--- Begin Data ---

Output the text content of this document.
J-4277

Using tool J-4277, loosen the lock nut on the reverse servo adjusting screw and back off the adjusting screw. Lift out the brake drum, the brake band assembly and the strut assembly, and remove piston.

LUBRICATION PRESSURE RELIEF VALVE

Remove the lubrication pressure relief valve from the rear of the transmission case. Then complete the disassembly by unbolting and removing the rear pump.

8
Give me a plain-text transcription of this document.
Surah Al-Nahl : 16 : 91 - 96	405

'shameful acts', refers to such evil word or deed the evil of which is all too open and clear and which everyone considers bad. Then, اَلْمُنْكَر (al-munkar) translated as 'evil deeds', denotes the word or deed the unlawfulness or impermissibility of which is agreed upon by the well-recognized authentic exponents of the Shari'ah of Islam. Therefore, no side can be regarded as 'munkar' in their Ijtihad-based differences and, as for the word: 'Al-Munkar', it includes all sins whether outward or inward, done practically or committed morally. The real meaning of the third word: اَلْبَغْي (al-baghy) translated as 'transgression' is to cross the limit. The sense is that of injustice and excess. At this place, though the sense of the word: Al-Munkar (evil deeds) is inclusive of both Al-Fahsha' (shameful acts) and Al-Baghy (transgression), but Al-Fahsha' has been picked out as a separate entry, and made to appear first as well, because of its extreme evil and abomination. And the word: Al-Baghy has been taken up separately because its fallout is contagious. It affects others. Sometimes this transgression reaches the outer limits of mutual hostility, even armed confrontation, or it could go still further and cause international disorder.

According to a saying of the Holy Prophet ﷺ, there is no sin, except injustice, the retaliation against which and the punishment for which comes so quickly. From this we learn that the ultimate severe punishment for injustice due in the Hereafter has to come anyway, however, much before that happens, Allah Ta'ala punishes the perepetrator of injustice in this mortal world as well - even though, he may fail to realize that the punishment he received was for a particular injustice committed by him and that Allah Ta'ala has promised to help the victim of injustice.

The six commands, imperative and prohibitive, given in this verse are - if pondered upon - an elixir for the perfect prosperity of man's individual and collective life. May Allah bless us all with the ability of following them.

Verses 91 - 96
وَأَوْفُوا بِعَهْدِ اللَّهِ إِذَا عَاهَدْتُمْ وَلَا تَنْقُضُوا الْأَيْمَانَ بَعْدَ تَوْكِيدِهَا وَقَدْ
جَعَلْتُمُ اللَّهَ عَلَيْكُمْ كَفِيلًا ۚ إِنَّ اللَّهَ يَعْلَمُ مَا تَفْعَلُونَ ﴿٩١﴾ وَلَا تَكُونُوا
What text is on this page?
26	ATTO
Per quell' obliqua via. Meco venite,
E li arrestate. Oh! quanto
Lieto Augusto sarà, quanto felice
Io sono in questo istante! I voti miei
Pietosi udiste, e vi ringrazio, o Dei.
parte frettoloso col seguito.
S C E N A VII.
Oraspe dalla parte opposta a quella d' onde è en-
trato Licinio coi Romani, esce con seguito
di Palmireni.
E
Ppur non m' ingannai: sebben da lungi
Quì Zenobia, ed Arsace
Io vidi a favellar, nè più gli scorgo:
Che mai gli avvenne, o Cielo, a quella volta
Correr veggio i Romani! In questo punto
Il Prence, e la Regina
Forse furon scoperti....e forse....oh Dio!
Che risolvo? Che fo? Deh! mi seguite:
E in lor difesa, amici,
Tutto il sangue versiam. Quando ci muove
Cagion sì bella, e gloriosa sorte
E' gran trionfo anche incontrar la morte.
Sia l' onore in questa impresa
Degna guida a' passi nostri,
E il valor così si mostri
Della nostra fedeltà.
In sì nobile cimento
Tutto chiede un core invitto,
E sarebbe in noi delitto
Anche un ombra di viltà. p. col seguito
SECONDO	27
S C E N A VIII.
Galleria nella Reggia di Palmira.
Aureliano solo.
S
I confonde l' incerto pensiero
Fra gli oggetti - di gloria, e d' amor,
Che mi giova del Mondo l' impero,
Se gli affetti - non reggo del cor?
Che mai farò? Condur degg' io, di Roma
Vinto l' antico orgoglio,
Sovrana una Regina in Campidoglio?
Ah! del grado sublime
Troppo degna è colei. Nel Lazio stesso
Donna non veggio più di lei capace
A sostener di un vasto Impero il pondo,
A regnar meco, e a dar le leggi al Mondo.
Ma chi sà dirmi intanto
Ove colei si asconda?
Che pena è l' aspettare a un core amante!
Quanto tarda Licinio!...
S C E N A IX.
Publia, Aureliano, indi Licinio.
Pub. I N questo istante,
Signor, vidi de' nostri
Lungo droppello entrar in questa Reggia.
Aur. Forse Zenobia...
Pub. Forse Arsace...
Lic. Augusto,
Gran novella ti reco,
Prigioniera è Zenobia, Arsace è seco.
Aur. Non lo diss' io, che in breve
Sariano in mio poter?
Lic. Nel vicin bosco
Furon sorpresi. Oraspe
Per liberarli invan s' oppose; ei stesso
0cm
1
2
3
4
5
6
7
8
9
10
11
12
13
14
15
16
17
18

--- End Data ---

Count how many lines of the material hold the string "Mondo". Give the number and nothing more.

• **Answer to the task**
2